== SUPPLIED DATA ==

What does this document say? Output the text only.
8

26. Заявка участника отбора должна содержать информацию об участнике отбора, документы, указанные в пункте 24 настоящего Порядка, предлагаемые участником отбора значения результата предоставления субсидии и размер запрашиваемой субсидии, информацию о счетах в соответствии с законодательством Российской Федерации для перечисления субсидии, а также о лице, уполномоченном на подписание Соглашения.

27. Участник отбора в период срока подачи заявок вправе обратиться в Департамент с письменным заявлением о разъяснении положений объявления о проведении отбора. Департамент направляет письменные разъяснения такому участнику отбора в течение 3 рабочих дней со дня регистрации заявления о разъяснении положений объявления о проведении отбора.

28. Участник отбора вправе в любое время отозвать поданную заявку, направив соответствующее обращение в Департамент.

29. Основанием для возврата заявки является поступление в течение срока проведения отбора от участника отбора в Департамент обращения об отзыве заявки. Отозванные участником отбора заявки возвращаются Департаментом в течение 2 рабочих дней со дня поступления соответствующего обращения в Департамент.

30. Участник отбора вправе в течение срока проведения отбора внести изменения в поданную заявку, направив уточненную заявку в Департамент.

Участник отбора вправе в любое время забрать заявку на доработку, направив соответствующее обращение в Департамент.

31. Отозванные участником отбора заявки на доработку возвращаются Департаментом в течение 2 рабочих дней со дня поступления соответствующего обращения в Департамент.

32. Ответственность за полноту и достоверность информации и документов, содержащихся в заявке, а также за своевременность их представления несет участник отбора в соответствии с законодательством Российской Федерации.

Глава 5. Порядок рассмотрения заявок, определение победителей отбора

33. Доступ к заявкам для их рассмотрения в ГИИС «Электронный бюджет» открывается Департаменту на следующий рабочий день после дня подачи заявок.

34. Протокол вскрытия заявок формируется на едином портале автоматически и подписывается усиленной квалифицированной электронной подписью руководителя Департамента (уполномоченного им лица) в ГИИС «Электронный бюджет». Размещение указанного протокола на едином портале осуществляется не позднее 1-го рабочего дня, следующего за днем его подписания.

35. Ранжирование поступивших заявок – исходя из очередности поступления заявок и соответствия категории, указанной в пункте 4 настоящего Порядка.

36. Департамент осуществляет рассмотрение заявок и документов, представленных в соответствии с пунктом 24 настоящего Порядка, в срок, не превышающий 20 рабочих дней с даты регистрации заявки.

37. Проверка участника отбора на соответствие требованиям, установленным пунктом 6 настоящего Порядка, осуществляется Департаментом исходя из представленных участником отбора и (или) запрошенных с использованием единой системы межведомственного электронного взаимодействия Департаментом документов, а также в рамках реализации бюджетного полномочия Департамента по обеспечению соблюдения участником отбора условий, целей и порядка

===

» DIRECTIONS FOR THIS TASK
Reproduce the data, keeping every line exactly the same.

» WORKED ANSWER
What does this document say? Output the text only.
8

26. Заявка участника отбора должна содержать информацию об участнике отбора, документы, указанные в пункте 24 настоящего Порядка, предлагаемые участником отбора значения результата предоставления субсидии и размер запрашиваемой субсидии, информацию о счетах в соответствии с законодательством Российской Федерации для перечисления субсидии, а также о лице, уполномоченном на подписание Соглашения.

27. Участник отбора в период срока подачи заявок вправе обратиться в Департамент с письменным заявлением о разъяснении положений объявления о проведении отбора. Департамент направляет письменные разъяснения такому участнику отбора в течение 3 рабочих дней со дня регистрации заявления о разъяснении положений объявления о проведении отбора.

28. Участник отбора вправе в любое время отозвать поданную заявку, направив соответствующее обращение в Департамент.

29. Основанием для возврата заявки является поступление в течение срока проведения отбора от участника отбора в Департамент обращения об отзыве заявки. Отозванные участником отбора заявки возвращаются Департаментом в течение 2 рабочих дней со дня поступления соответствующего обращения в Департамент.

30. Участник отбора вправе в течение срока проведения отбора внести изменения в поданную заявку, направив уточненную заявку в Департамент.

Участник отбора вправе в любое время забрать заявку на доработку, направив соответствующее обращение в Департамент.

31. Отозванные участником отбора заявки на доработку возвращаются Департаментом в течение 2 рабочих дней со дня поступления соответствующего обращения в Департамент.

32. Ответственность за полноту и достоверность информации и документов, содержащихся в заявке, а также за своевременность их представления несет участник отбора в соответствии с законодательством Российской Федерации.

Глава 5. Порядок рассмотрения заявок, определение победителей отбора

33. Доступ к заявкам для их рассмотрения в ГИИС «Электронный бюджет» открывается Департаменту на следующий рабочий день после дня подачи заявок.

34. Протокол вскрытия заявок формируется на едином портале автоматически и подписывается усиленной квалифицированной электронной подписью руководителя Департамента (уполномоченного им лица) в ГИИС «Электронный бюджет». Размещение указанного протокола на едином портале осуществляется не позднее 1-го рабочего дня, следующего за днем его подписания.

35. Ранжирование поступивших заявок – исходя из очередности поступления заявок и соответствия категории, указанной в пункте 4 настоящего Порядка.

36. Департамент осуществляет рассмотрение заявок и документов, представленных в соответствии с пунктом 24 настоящего Порядка, в срок, не превышающий 20 рабочих дней с даты регистрации заявки.

37. Проверка участника отбора на соответствие требованиям, установленным пунктом 6 настоящего Порядка, осуществляется Департаментом исходя из представленных участником отбора и (или) запрошенных с использованием единой системы межведомственного электронного взаимодействия Департаментом документов, а также в рамках реализации бюджетного полномочия Департамента по обеспечению соблюдения участником отбора условий, целей и порядка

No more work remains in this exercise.